• [Exercise aim]
Please retype the data in full and exactly; the pictures are not part of the copy.

• [Provided data]
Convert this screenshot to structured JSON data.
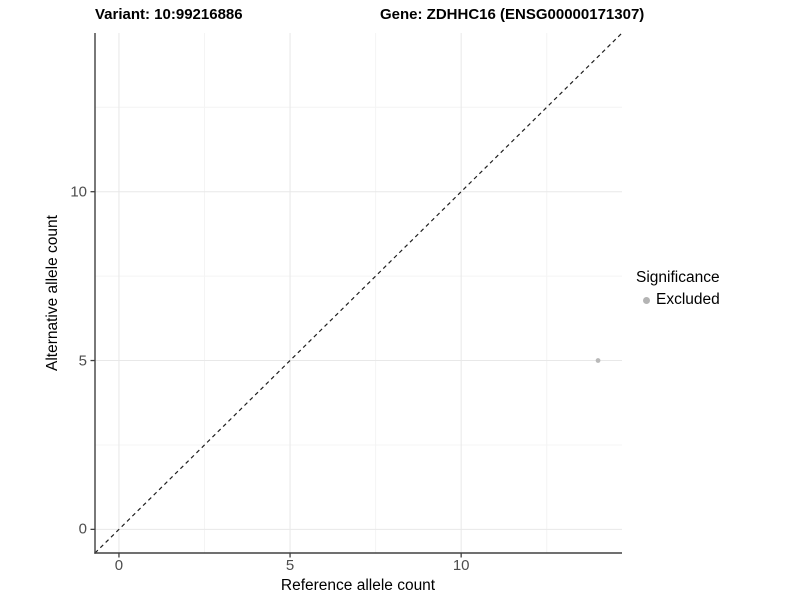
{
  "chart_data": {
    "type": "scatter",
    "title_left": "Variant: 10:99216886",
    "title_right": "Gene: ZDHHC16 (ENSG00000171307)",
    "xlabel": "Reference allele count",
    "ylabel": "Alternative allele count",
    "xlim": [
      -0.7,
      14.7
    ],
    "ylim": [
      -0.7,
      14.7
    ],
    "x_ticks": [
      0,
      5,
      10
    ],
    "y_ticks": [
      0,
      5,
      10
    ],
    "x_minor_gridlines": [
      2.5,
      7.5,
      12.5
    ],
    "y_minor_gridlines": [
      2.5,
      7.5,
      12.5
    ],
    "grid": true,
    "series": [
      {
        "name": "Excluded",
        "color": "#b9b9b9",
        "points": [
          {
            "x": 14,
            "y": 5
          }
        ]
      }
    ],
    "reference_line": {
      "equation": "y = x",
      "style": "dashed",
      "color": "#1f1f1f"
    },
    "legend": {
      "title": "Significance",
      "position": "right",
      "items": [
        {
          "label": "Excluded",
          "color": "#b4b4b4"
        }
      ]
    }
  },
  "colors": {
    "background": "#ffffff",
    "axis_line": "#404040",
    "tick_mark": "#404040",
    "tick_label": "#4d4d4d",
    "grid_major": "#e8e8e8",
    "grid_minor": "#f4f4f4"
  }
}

• [Written answer]
Convert this screenshot to structured JSON data.
{
  "chart_data": {
    "type": "scatter",
    "title_left": "Variant: 10:99216886",
    "title_right": "Gene: ZDHHC16 (ENSG00000171307)",
    "xlabel": "Reference allele count",
    "ylabel": "Alternative allele count",
    "xlim": [
      -0.7,
      14.7
    ],
    "ylim": [
      -0.7,
      14.7
    ],
    "x_ticks": [
      0,
      5,
      10
    ],
    "y_ticks": [
      0,
      5,
      10
    ],
    "x_minor_gridlines": [
      2.5,
      7.5,
      12.5
    ],
    "y_minor_gridlines": [
      2.5,
      7.5,
      12.5
    ],
    "grid": true,
    "series": [
      {
        "name": "Excluded",
        "color": "#b9b9b9",
        "points": [
          {
            "x": 14,
            "y": 5
          }
        ]
      }
    ],
    "reference_line": {
      "equation": "y = x",
      "style": "dashed",
      "color": "#1f1f1f"
    },
    "legend": {
      "title": "Significance",
      "position": "right",
      "items": [
        {
          "label": "Excluded",
          "color": "#b4b4b4"
        }
      ]
    }
  },
  "colors": {
    "background": "#ffffff",
    "axis_line": "#404040",
    "tick_mark": "#404040",
    "tick_label": "#4d4d4d",
    "grid_major": "#e8e8e8",
    "grid_minor": "#f4f4f4"
  }
}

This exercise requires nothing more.